(Excerpt from a dataset)
(begin)

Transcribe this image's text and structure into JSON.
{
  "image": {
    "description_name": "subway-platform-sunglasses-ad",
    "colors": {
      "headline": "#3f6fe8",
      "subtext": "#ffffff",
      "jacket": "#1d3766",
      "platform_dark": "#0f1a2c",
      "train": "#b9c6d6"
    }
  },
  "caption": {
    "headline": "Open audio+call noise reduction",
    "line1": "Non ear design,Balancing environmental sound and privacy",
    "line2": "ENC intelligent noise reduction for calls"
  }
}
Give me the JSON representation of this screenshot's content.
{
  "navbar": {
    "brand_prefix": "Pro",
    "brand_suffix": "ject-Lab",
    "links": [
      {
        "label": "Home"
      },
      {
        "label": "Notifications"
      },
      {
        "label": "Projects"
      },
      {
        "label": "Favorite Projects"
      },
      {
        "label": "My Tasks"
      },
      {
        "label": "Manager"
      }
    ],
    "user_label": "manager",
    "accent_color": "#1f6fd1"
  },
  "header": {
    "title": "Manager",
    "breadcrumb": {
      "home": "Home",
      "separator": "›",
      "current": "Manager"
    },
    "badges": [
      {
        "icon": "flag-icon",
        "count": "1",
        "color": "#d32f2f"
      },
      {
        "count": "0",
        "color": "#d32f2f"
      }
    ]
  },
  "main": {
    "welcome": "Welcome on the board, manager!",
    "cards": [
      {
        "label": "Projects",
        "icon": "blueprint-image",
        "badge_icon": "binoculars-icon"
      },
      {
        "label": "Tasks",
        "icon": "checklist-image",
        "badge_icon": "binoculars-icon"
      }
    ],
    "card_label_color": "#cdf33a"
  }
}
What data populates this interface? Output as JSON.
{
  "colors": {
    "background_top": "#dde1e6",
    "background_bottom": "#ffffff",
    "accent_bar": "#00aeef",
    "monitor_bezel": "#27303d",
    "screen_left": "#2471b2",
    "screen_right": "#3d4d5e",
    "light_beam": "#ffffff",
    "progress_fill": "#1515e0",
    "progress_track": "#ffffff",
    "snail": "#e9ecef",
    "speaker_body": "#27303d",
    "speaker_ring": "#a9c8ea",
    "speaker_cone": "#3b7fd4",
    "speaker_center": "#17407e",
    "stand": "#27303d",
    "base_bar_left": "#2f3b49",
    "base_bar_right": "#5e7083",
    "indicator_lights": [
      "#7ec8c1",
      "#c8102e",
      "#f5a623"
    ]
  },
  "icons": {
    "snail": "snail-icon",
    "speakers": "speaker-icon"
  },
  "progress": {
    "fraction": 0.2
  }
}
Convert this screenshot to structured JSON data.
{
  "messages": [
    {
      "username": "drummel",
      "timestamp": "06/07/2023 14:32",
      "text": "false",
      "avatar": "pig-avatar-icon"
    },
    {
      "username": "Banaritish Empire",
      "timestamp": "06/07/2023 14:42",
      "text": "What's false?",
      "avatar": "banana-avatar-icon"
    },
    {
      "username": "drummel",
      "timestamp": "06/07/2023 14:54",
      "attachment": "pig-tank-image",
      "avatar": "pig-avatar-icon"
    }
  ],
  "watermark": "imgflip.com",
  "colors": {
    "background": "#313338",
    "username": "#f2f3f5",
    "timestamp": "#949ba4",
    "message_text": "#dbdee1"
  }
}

(end)

Exercise: Go through the data above and find the lines with the word "timestamp". Copy each of those lines.

Answer in full:
      "timestamp": "06/07/2023 14:32",
      "timestamp": "06/07/2023 14:42",
      "timestamp": "06/07/2023 14:54",
    "timestamp": "#949ba4",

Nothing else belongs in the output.